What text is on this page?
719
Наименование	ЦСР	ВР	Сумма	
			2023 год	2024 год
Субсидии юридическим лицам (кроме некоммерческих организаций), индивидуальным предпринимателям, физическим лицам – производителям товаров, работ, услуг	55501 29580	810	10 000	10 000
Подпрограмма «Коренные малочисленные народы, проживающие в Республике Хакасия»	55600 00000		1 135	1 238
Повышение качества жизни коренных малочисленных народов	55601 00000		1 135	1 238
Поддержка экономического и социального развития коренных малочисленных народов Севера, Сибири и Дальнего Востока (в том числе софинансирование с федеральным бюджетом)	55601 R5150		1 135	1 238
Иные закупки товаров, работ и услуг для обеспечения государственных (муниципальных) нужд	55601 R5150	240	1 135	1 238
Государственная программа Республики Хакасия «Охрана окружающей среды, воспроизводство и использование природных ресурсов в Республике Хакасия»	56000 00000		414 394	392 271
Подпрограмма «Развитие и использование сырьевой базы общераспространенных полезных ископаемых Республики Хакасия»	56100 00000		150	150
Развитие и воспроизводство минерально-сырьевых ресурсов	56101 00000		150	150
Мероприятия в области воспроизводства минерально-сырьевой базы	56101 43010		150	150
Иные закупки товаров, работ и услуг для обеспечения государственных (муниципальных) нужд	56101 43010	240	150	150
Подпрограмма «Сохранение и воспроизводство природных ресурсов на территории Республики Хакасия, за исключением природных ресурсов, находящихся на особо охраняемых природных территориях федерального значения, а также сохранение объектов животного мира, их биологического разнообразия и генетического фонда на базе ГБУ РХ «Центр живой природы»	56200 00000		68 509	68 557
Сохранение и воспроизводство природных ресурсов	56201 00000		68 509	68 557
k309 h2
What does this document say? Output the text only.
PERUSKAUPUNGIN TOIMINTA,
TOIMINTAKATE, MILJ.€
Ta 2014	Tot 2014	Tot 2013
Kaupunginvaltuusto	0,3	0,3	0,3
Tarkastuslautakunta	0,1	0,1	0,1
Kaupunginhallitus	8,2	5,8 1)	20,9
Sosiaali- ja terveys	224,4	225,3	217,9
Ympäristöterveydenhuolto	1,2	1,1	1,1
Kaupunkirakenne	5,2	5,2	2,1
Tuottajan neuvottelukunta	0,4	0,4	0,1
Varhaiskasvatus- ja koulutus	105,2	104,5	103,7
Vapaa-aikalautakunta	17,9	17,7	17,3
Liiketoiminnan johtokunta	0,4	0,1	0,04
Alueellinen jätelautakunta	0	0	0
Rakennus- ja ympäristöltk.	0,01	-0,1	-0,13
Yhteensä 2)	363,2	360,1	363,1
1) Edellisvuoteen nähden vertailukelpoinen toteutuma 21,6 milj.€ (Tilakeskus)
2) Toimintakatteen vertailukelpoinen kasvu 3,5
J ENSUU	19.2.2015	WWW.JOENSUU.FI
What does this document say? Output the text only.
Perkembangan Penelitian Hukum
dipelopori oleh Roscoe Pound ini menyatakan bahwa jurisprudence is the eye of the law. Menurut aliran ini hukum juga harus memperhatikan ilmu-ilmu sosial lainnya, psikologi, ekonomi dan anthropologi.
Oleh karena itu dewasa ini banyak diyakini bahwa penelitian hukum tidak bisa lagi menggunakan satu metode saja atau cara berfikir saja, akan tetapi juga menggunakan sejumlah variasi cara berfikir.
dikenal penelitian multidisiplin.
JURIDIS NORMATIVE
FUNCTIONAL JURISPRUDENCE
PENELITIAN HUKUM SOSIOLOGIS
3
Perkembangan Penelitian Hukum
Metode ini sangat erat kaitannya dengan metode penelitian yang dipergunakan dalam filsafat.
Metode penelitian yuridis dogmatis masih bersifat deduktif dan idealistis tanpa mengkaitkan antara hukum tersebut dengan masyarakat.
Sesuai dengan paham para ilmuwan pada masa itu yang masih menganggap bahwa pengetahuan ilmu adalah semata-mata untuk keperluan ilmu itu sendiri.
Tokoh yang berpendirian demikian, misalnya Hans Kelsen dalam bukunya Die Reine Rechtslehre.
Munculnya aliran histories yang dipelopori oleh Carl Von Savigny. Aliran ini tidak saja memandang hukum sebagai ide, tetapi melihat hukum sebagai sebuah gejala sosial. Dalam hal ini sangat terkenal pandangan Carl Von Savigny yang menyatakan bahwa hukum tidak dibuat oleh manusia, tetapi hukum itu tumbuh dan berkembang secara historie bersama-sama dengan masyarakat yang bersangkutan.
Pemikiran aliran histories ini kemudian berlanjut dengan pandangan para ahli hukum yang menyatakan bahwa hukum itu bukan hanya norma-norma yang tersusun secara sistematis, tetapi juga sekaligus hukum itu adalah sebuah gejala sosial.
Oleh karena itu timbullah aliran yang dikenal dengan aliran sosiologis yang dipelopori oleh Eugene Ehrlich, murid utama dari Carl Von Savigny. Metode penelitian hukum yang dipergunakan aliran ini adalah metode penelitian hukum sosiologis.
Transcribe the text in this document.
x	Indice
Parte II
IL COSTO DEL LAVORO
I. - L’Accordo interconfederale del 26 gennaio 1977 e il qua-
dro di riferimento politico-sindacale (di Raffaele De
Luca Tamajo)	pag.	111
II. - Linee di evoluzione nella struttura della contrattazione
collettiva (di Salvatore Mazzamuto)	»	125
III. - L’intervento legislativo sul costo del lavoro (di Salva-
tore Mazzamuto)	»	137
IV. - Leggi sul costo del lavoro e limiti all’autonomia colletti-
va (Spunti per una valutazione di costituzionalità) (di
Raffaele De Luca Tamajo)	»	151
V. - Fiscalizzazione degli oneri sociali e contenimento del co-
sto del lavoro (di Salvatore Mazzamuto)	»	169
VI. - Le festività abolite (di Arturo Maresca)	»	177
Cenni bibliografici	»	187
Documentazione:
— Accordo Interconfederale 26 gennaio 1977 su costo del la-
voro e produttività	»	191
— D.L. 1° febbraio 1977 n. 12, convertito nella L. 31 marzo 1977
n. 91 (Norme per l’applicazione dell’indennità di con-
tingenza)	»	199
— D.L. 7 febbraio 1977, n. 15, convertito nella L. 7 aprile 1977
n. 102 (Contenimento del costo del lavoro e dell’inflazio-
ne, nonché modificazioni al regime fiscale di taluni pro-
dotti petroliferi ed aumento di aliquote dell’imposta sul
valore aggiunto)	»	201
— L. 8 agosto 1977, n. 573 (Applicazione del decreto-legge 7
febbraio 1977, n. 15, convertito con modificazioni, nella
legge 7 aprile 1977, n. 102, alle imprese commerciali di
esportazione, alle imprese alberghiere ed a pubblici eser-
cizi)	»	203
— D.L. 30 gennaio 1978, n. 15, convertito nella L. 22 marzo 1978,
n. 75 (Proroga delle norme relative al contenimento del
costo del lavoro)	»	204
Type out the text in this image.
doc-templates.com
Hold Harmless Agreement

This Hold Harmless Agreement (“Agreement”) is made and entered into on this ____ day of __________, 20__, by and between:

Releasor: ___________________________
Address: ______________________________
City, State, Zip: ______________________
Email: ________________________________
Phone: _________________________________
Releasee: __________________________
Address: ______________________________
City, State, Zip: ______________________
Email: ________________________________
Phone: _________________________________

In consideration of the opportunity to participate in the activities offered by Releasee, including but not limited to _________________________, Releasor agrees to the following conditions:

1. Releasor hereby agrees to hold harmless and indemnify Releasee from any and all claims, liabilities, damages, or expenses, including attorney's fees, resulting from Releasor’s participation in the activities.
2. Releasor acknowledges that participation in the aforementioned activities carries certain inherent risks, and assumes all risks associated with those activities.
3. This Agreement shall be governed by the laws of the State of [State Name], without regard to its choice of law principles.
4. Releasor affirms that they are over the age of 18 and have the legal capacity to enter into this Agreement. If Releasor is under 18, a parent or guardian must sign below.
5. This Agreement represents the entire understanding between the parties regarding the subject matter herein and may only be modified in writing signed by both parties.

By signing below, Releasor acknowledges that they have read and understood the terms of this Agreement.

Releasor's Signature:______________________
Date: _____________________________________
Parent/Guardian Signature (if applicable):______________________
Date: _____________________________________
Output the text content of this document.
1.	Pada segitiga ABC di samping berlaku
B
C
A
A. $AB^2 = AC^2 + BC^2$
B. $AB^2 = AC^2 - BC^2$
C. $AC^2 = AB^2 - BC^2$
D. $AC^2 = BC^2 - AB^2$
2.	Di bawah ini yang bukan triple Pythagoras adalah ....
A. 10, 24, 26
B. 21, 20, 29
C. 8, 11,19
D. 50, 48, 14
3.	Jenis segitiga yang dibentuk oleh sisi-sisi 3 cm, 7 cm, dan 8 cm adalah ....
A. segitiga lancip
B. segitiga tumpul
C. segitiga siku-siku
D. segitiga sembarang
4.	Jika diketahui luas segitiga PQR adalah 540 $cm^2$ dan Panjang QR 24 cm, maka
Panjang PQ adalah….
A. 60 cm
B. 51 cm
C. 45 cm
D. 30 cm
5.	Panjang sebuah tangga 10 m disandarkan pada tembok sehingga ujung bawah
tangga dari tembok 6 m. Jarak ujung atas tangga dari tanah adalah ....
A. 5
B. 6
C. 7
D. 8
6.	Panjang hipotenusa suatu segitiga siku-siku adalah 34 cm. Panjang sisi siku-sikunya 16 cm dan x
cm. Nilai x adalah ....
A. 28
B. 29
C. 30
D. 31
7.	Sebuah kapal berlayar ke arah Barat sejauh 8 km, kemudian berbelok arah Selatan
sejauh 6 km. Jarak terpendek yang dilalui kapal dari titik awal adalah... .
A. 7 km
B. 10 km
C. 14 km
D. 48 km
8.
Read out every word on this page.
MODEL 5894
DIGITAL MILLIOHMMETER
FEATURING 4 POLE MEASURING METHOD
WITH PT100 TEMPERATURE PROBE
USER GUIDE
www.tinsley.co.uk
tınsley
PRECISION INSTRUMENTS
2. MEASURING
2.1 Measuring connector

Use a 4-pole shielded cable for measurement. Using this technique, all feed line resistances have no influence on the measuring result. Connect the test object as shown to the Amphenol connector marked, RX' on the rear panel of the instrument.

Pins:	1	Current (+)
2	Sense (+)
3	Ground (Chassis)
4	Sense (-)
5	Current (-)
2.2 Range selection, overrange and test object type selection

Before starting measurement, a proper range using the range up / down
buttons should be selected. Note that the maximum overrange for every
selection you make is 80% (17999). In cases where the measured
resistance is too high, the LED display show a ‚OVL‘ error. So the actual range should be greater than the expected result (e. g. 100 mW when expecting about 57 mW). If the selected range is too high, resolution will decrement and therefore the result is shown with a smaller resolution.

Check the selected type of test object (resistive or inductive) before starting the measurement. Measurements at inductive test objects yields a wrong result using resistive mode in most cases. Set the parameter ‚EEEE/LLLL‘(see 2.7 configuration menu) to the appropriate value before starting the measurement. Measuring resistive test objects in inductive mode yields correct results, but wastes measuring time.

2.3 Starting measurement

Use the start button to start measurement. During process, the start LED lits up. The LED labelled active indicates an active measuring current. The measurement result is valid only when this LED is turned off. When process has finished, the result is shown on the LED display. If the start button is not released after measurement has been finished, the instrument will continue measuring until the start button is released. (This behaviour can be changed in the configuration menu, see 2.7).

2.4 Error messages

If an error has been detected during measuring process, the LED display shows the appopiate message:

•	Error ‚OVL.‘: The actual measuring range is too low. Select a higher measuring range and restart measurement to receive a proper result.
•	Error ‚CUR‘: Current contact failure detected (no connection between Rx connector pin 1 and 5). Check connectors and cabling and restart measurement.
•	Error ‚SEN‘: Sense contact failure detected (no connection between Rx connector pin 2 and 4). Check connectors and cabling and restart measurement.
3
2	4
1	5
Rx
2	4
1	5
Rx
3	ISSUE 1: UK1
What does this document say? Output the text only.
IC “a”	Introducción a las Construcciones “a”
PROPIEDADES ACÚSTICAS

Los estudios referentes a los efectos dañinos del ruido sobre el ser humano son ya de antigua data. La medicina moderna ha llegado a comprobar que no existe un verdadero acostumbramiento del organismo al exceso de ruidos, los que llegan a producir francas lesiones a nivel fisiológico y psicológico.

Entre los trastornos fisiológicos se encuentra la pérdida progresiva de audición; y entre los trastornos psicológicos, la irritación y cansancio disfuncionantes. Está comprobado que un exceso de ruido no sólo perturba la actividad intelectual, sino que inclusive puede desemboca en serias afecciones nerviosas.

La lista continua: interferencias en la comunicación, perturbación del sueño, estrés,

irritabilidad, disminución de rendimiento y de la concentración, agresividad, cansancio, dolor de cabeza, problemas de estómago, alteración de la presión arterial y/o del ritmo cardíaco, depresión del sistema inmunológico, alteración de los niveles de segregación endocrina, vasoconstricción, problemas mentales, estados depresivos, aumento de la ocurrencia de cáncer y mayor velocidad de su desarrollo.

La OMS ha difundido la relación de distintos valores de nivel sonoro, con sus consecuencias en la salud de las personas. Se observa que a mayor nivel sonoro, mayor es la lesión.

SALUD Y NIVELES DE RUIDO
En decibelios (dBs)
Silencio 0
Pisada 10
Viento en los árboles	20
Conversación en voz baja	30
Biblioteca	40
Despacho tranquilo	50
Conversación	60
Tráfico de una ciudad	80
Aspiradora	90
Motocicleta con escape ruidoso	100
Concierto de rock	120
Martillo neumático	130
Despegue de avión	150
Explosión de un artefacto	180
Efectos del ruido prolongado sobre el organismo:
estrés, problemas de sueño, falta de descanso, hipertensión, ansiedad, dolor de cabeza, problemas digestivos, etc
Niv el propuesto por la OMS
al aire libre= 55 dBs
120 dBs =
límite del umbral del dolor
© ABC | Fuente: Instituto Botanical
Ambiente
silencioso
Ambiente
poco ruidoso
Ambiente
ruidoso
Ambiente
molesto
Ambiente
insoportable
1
---------------
Filter the data for the string "gennaio" and copy every line that has it.

I. - L’Accordo interconfederale del 26 gennaio 1977 e il qua-
— Accordo Interconfederale 26 gennaio 1977 su costo del la-
— D.L. 30 gennaio 1978, n. 15, convertito nella L. 22 marzo 1978,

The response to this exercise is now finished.